--- Begin Data lines ---
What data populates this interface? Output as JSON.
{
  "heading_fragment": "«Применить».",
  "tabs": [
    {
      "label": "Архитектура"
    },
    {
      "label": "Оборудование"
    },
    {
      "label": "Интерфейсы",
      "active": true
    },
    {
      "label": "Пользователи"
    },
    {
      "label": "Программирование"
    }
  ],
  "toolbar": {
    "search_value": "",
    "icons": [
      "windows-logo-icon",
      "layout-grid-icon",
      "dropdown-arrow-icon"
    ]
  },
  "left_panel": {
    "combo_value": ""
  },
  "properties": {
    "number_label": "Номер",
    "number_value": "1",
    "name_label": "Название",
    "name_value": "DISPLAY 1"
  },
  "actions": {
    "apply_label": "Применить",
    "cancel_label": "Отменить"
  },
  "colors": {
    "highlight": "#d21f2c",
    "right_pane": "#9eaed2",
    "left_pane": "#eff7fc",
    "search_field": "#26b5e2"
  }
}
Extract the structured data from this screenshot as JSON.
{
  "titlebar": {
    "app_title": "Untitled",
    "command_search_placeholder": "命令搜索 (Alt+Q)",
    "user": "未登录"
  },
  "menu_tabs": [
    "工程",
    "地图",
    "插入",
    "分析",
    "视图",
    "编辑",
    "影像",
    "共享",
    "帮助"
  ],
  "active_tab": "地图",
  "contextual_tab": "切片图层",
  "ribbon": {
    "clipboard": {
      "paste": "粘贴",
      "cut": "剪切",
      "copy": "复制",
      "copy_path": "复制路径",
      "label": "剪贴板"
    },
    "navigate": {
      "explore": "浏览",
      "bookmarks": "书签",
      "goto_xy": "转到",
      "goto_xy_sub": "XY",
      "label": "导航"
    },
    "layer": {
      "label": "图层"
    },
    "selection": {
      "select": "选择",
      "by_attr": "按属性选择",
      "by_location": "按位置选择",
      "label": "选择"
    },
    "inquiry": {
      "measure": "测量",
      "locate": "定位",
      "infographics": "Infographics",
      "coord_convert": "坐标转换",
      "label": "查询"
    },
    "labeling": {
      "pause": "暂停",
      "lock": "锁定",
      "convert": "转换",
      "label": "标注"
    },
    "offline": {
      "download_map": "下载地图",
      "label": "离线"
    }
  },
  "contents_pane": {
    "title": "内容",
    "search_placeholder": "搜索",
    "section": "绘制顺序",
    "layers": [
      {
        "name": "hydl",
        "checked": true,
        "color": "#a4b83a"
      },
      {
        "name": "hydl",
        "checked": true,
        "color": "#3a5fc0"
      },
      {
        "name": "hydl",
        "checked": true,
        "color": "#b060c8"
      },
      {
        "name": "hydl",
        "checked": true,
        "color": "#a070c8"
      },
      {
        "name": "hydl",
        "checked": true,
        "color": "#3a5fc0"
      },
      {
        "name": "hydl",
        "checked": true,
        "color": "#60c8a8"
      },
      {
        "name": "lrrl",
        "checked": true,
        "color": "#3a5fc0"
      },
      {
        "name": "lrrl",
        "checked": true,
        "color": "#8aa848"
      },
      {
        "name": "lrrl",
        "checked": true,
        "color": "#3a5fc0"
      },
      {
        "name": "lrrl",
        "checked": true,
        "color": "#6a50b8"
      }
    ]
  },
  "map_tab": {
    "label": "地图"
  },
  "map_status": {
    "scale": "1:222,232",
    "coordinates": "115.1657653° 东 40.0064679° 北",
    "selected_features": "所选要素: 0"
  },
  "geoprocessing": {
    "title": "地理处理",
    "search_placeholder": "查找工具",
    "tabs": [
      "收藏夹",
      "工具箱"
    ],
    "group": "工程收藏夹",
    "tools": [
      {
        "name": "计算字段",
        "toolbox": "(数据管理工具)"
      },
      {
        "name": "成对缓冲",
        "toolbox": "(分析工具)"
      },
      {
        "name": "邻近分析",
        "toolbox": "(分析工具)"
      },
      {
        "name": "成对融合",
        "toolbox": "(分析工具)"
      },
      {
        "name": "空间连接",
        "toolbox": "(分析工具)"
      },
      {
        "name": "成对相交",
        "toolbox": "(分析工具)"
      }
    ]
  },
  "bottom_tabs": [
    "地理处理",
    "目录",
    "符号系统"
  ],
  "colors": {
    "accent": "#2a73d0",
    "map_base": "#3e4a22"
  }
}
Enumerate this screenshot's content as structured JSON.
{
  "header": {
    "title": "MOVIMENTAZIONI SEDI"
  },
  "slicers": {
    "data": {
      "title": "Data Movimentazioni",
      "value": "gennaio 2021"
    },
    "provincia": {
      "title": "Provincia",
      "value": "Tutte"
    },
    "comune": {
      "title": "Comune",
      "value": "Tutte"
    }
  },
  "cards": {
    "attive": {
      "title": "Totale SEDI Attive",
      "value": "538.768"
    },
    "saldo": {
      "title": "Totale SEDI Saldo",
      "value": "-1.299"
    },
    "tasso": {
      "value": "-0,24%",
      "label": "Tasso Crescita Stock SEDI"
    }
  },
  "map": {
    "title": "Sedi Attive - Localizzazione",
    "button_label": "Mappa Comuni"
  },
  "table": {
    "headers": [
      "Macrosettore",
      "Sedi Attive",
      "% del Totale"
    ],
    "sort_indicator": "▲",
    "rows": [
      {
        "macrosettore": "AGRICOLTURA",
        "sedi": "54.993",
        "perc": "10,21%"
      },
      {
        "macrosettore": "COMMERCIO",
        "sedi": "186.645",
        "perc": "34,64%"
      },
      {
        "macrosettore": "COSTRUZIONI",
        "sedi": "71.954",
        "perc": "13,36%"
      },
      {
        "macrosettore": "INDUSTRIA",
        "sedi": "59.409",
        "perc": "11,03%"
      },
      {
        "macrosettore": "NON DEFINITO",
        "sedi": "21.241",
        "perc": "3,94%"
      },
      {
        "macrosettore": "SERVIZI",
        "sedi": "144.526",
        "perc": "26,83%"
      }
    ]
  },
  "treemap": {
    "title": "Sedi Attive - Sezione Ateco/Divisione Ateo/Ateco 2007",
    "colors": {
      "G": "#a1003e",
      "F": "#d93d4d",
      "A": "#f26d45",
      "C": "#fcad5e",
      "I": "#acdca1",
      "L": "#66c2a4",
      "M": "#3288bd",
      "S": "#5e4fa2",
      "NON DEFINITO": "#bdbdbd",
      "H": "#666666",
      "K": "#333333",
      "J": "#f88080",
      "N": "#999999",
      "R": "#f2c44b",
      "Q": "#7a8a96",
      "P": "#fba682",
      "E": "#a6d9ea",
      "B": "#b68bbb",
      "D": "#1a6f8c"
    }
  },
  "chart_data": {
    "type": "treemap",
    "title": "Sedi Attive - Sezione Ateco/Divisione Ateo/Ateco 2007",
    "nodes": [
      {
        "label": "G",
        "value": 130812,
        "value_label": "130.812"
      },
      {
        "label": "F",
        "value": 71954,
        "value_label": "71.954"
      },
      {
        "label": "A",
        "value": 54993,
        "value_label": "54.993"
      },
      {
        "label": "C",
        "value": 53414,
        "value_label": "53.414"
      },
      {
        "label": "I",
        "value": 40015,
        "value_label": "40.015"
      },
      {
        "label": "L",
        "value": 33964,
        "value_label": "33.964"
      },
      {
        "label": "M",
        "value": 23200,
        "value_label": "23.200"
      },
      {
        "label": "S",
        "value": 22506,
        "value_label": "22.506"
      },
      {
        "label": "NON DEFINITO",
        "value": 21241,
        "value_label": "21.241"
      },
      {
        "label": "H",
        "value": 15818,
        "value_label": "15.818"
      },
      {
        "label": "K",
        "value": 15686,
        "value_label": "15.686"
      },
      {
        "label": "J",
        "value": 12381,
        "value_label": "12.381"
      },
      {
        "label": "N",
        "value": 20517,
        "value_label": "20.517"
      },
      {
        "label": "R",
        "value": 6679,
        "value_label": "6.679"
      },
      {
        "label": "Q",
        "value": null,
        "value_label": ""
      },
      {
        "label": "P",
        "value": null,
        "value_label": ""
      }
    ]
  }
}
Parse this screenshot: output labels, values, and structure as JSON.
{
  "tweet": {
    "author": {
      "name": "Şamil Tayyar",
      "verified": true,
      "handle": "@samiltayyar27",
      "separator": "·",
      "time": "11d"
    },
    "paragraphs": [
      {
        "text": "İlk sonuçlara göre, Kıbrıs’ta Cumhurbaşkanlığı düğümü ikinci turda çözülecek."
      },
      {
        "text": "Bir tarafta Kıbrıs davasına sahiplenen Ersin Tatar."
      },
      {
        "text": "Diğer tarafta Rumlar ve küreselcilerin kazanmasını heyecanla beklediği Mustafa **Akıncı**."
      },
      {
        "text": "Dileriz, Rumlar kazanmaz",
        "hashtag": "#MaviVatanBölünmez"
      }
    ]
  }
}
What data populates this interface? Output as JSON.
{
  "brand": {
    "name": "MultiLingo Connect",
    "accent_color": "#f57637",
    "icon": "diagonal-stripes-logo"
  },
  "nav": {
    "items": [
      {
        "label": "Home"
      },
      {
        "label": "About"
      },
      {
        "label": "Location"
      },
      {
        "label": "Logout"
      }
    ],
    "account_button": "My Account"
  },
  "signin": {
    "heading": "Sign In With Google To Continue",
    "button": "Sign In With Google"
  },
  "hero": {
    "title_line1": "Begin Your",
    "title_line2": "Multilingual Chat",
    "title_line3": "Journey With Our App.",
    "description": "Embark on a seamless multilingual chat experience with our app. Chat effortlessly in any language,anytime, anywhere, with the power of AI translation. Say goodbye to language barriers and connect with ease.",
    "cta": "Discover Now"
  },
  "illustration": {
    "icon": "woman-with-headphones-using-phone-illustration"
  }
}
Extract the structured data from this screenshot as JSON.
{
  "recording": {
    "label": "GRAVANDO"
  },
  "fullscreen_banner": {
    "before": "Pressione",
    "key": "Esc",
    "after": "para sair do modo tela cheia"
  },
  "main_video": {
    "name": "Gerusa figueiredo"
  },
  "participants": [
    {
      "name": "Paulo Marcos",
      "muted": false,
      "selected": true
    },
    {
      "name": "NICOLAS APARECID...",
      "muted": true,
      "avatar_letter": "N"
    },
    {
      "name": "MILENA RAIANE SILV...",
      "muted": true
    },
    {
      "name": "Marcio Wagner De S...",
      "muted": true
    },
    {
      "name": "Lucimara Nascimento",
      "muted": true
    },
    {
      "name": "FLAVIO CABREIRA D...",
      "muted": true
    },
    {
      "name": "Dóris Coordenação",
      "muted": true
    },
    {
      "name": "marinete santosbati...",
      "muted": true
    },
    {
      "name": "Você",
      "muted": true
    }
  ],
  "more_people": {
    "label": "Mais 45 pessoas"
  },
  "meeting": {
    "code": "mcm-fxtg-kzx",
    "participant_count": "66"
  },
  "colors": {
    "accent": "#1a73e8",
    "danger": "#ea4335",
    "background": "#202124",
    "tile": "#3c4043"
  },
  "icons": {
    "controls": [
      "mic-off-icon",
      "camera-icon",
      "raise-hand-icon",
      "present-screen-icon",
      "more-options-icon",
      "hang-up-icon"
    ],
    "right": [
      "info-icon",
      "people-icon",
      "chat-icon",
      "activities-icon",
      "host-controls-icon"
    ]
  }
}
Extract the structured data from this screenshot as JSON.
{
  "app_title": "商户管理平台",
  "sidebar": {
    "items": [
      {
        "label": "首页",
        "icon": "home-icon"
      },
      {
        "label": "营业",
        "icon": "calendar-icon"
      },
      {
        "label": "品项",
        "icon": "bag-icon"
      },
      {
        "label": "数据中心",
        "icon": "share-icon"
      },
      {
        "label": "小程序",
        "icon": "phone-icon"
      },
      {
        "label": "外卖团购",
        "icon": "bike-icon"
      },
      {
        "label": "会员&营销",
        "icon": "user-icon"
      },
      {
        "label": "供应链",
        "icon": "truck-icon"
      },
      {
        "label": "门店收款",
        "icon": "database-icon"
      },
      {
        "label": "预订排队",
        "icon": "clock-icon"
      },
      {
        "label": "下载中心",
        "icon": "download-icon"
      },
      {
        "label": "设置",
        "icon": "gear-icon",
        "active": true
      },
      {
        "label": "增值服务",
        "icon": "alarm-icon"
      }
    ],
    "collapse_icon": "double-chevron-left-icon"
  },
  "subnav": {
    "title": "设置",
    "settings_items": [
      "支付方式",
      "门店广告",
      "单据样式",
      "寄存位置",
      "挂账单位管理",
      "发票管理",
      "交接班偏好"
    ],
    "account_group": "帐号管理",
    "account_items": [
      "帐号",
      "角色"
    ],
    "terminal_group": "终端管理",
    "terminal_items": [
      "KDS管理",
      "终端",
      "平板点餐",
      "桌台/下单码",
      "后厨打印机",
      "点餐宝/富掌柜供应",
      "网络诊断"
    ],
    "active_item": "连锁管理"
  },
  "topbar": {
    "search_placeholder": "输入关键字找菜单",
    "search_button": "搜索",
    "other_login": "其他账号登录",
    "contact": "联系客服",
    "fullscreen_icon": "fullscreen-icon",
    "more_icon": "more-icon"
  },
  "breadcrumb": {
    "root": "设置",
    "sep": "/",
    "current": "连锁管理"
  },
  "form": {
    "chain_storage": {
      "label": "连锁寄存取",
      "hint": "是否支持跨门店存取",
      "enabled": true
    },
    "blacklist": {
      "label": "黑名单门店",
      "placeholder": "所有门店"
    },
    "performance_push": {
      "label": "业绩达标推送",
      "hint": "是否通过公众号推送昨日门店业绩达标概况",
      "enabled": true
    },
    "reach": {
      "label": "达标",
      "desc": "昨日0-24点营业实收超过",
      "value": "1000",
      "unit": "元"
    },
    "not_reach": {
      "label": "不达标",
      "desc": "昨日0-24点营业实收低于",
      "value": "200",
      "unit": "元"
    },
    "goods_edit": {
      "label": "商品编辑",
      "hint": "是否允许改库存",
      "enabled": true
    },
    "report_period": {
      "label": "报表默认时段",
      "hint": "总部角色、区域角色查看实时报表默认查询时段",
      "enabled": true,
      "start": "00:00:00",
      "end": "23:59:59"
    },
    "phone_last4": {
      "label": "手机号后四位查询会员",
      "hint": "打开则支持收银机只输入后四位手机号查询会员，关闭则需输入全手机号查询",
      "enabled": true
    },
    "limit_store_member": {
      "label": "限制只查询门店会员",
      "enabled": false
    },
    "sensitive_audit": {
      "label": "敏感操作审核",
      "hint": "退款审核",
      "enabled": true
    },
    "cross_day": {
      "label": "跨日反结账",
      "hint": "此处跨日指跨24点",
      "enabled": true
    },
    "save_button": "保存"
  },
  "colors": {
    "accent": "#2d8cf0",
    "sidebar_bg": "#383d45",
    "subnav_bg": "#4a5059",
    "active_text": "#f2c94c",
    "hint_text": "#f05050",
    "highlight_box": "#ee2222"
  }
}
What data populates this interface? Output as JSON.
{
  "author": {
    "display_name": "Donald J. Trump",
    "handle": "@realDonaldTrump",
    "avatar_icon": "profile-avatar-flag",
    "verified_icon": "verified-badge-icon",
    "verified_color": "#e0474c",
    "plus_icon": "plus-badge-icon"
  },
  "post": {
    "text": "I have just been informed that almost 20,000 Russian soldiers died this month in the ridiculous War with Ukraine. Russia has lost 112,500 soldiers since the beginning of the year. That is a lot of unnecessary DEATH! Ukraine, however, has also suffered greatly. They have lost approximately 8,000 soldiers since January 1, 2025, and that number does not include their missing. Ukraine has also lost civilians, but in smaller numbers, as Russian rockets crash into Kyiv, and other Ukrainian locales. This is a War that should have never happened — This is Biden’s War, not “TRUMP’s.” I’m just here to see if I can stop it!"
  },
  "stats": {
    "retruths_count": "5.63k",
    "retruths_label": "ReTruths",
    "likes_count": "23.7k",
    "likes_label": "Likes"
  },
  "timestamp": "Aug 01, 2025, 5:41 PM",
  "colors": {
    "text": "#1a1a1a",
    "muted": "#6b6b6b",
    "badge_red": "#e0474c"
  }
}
--- End Data lines ---
» Stated problem
Find each line holding "Google". Copy it out.

» Output for this exercise
    "heading": "Sign In With Google To Continue",
    "button": "Sign In With Google"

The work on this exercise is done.